(Stored items from a collection)
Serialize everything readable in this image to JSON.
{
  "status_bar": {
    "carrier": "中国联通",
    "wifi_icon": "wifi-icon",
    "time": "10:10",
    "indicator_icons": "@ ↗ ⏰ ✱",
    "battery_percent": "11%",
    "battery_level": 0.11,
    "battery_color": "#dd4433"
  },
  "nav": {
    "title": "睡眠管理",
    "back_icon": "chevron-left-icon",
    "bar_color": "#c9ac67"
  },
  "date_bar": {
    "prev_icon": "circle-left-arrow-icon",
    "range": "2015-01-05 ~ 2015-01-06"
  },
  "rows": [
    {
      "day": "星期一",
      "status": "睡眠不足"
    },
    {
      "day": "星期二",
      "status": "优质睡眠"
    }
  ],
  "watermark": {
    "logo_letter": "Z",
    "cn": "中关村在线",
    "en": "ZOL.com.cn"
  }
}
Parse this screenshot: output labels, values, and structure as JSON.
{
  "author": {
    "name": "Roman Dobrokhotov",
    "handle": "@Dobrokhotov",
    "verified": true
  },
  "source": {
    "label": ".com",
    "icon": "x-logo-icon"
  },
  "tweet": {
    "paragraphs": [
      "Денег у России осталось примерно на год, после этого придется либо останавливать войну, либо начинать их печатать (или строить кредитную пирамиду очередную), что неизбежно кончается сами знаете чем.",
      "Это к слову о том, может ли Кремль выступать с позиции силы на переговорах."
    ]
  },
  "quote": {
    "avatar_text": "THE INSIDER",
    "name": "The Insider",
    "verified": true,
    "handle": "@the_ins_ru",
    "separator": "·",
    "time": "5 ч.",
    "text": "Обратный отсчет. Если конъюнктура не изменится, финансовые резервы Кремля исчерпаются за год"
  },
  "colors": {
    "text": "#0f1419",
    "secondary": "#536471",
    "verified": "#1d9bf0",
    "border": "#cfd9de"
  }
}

Your objective
Give the number of lines in the entries that include the string "verified", and nothing more.

Completed exercise
3